-- Begin PROVIDED INFORMATION --
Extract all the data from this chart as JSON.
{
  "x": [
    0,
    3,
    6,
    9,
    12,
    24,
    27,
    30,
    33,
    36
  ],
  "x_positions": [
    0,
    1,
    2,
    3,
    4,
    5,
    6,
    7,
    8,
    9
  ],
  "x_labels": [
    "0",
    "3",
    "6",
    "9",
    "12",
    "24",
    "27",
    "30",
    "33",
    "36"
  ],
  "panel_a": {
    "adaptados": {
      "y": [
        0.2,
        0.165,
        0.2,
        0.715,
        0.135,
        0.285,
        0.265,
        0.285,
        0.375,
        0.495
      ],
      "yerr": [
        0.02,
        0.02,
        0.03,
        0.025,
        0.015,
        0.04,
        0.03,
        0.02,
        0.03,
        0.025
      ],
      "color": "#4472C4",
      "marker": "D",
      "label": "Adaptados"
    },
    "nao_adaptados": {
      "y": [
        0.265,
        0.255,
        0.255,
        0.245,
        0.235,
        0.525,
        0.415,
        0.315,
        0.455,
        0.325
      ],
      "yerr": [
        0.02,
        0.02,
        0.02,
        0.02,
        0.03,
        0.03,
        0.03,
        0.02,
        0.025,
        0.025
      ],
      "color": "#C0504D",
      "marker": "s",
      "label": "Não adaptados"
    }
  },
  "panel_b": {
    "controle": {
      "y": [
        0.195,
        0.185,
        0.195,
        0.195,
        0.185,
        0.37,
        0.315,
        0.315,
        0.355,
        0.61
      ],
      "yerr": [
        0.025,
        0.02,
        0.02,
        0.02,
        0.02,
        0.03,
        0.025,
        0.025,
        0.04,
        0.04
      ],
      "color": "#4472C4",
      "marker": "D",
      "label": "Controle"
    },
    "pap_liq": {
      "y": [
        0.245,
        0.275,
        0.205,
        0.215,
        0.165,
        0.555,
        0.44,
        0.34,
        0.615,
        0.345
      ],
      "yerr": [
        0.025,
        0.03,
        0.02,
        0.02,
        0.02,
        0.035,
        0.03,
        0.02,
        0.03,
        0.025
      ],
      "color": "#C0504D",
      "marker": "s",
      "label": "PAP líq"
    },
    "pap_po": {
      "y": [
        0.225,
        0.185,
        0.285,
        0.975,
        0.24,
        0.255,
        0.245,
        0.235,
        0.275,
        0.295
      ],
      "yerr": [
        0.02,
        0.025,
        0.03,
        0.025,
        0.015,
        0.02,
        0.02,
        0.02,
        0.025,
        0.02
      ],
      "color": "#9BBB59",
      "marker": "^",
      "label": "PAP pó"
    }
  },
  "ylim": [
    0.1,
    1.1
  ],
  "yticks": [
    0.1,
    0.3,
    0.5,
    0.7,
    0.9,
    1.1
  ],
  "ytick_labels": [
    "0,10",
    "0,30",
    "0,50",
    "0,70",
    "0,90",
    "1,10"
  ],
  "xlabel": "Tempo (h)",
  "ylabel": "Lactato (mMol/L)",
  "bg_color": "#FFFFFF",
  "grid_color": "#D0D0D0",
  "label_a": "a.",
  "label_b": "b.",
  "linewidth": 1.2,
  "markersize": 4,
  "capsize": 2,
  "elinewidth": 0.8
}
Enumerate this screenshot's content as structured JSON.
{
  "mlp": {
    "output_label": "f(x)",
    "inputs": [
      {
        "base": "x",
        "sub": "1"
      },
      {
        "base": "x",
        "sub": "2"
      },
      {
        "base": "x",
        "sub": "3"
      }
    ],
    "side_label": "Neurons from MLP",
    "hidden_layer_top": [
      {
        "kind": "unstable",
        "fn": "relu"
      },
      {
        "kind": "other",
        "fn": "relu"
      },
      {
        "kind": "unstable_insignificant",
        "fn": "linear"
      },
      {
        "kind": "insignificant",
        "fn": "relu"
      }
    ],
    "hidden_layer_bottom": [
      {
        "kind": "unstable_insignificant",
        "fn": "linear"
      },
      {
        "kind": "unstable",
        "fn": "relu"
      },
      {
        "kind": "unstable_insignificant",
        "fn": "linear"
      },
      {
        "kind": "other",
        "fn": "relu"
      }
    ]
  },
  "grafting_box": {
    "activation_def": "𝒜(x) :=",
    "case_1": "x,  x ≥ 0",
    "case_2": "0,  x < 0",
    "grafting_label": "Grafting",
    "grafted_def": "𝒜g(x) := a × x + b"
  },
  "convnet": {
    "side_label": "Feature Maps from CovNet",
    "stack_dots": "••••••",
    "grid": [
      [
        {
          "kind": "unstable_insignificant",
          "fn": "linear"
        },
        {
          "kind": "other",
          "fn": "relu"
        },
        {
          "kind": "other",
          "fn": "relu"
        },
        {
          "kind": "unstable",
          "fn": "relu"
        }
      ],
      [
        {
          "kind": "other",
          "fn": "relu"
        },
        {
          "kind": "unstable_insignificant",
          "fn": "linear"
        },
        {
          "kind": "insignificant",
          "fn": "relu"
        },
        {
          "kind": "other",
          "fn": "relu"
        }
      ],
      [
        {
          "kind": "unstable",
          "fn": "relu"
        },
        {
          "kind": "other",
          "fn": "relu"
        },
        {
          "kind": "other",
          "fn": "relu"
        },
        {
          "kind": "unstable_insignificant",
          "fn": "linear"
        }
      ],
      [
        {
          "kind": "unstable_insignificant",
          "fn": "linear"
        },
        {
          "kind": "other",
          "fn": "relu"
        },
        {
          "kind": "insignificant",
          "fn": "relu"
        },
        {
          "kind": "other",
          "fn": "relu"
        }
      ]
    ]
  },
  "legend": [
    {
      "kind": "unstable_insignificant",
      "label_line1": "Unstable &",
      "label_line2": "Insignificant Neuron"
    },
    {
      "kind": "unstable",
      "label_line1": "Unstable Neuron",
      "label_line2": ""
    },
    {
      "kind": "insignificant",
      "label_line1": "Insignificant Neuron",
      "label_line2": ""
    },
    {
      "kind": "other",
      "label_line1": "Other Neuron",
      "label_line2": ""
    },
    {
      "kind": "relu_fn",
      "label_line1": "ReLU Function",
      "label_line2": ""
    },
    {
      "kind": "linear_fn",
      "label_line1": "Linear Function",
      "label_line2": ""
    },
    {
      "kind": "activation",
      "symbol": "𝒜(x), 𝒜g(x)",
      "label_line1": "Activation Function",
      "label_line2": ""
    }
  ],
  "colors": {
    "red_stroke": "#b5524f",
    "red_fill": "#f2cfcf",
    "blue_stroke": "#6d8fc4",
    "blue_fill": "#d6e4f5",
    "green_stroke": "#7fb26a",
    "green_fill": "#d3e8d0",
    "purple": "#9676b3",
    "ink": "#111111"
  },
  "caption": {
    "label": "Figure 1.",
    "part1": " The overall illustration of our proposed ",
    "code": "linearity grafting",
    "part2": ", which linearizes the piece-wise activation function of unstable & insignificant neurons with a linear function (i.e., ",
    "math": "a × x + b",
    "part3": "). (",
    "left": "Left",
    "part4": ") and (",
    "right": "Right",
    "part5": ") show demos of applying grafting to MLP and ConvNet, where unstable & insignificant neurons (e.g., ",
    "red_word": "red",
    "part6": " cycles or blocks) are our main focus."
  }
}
-- End PROVIDED INFORMATION --
WHAT TO DO →
Reproduce each entry above exactly, keeping every word.

OUTPUT FOR THIS EXERCISE →
Extract all the data from this chart as JSON.
{
  "x": [
    0,
    3,
    6,
    9,
    12,
    24,
    27,
    30,
    33,
    36
  ],
  "x_positions": [
    0,
    1,
    2,
    3,
    4,
    5,
    6,
    7,
    8,
    9
  ],
  "x_labels": [
    "0",
    "3",
    "6",
    "9",
    "12",
    "24",
    "27",
    "30",
    "33",
    "36"
  ],
  "panel_a": {
    "adaptados": {
      "y": [
        0.2,
        0.165,
        0.2,
        0.715,
        0.135,
        0.285,
        0.265,
        0.285,
        0.375,
        0.495
      ],
      "yerr": [
        0.02,
        0.02,
        0.03,
        0.025,
        0.015,
        0.04,
        0.03,
        0.02,
        0.03,
        0.025
      ],
      "color": "#4472C4",
      "marker": "D",
      "label": "Adaptados"
    },
    "nao_adaptados": {
      "y": [
        0.265,
        0.255,
        0.255,
        0.245,
        0.235,
        0.525,
        0.415,
        0.315,
        0.455,
        0.325
      ],
      "yerr": [
        0.02,
        0.02,
        0.02,
        0.02,
        0.03,
        0.03,
        0.03,
        0.02,
        0.025,
        0.025
      ],
      "color": "#C0504D",
      "marker": "s",
      "label": "Não adaptados"
    }
  },
  "panel_b": {
    "controle": {
      "y": [
        0.195,
        0.185,
        0.195,
        0.195,
        0.185,
        0.37,
        0.315,
        0.315,
        0.355,
        0.61
      ],
      "yerr": [
        0.025,
        0.02,
        0.02,
        0.02,
        0.02,
        0.03,
        0.025,
        0.025,
        0.04,
        0.04
      ],
      "color": "#4472C4",
      "marker": "D",
      "label": "Controle"
    },
    "pap_liq": {
      "y": [
        0.245,
        0.275,
        0.205,
        0.215,
        0.165,
        0.555,
        0.44,
        0.34,
        0.615,
        0.345
      ],
      "yerr": [
        0.025,
        0.03,
        0.02,
        0.02,
        0.02,
        0.035,
        0.03,
        0.02,
        0.03,
        0.025
      ],
      "color": "#C0504D",
      "marker": "s",
      "label": "PAP líq"
    },
    "pap_po": {
      "y": [
        0.225,
        0.185,
        0.285,
        0.975,
        0.24,
        0.255,
        0.245,
        0.235,
        0.275,
        0.295
      ],
      "yerr": [
        0.02,
        0.025,
        0.03,
        0.025,
        0.015,
        0.02,
        0.02,
        0.02,
        0.025,
        0.02
      ],
      "color": "#9BBB59",
      "marker": "^",
      "label": "PAP pó"
    }
  },
  "ylim": [
    0.1,
    1.1
  ],
  "yticks": [
    0.1,
    0.3,
    0.5,
    0.7,
    0.9,
    1.1
  ],
  "ytick_labels": [
    "0,10",
    "0,30",
    "0,50",
    "0,70",
    "0,90",
    "1,10"
  ],
  "xlabel": "Tempo (h)",
  "ylabel": "Lactato (mMol/L)",
  "bg_color": "#FFFFFF",
  "grid_color": "#D0D0D0",
  "label_a": "a.",
  "label_b": "b.",
  "linewidth": 1.2,
  "markersize": 4,
  "capsize": 2,
  "elinewidth": 0.8
}
Enumerate this screenshot's content as structured JSON.
{
  "mlp": {
    "output_label": "f(x)",
    "inputs": [
      {
        "base": "x",
        "sub": "1"
      },
      {
        "base": "x",
        "sub": "2"
      },
      {
        "base": "x",
        "sub": "3"
      }
    ],
    "side_label": "Neurons from MLP",
    "hidden_layer_top": [
      {
        "kind": "unstable",
        "fn": "relu"
      },
      {
        "kind": "other",
        "fn": "relu"
      },
      {
        "kind": "unstable_insignificant",
        "fn": "linear"
      },
      {
        "kind": "insignificant",
        "fn": "relu"
      }
    ],
    "hidden_layer_bottom": [
      {
        "kind": "unstable_insignificant",
        "fn": "linear"
      },
      {
        "kind": "unstable",
        "fn": "relu"
      },
      {
        "kind": "unstable_insignificant",
        "fn": "linear"
      },
      {
        "kind": "other",
        "fn": "relu"
      }
    ]
  },
  "grafting_box": {
    "activation_def": "𝒜(x) :=",
    "case_1": "x,  x ≥ 0",
    "case_2": "0,  x < 0",
    "grafting_label": "Grafting",
    "grafted_def": "𝒜g(x) := a × x + b"
  },
  "convnet": {
    "side_label": "Feature Maps from CovNet",
    "stack_dots": "••••••",
    "grid": [
      [
        {
          "kind": "unstable_insignificant",
          "fn": "linear"
        },
        {
          "kind": "other",
          "fn": "relu"
        },
        {
          "kind": "other",
          "fn": "relu"
        },
        {
          "kind": "unstable",
          "fn": "relu"
        }
      ],
      [
        {
          "kind": "other",
          "fn": "relu"
        },
        {
          "kind": "unstable_insignificant",
          "fn": "linear"
        },
        {
          "kind": "insignificant",
          "fn": "relu"
        },
        {
          "kind": "other",
          "fn": "relu"
        }
      ],
      [
        {
          "kind": "unstable",
          "fn": "relu"
        },
        {
          "kind": "other",
          "fn": "relu"
        },
        {
          "kind": "other",
          "fn": "relu"
        },
        {
          "kind": "unstable_insignificant",
          "fn": "linear"
        }
      ],
      [
        {
          "kind": "unstable_insignificant",
          "fn": "linear"
        },
        {
          "kind": "other",
          "fn": "relu"
        },
        {
          "kind": "insignificant",
          "fn": "relu"
        },
        {
          "kind": "other",
          "fn": "relu"
        }
      ]
    ]
  },
  "legend": [
    {
      "kind": "unstable_insignificant",
      "label_line1": "Unstable &",
      "label_line2": "Insignificant Neuron"
    },
    {
      "kind": "unstable",
      "label_line1": "Unstable Neuron",
      "label_line2": ""
    },
    {
      "kind": "insignificant",
      "label_line1": "Insignificant Neuron",
      "label_line2": ""
    },
    {
      "kind": "other",
      "label_line1": "Other Neuron",
      "label_line2": ""
    },
    {
      "kind": "relu_fn",
      "label_line1": "ReLU Function",
      "label_line2": ""
    },
    {
      "kind": "linear_fn",
      "label_line1": "Linear Function",
      "label_line2": ""
    },
    {
      "kind": "activation",
      "symbol": "𝒜(x), 𝒜g(x)",
      "label_line1": "Activation Function",
      "label_line2": ""
    }
  ],
  "colors": {
    "red_stroke": "#b5524f",
    "red_fill": "#f2cfcf",
    "blue_stroke": "#6d8fc4",
    "blue_fill": "#d6e4f5",
    "green_stroke": "#7fb26a",
    "green_fill": "#d3e8d0",
    "purple": "#9676b3",
    "ink": "#111111"
  },
  "caption": {
    "label": "Figure 1.",
    "part1": " The overall illustration of our proposed ",
    "code": "linearity grafting",
    "part2": ", which linearizes the piece-wise activation function of unstable & insignificant neurons with a linear function (i.e., ",
    "math": "a × x + b",
    "part3": "). (",
    "left": "Left",
    "part4": ") and (",
    "right": "Right",
    "part5": ") show demos of applying grafting to MLP and ConvNet, where unstable & insignificant neurons (e.g., ",
    "red_word": "red",
    "part6": " cycles or blocks) are our main focus."
  }
}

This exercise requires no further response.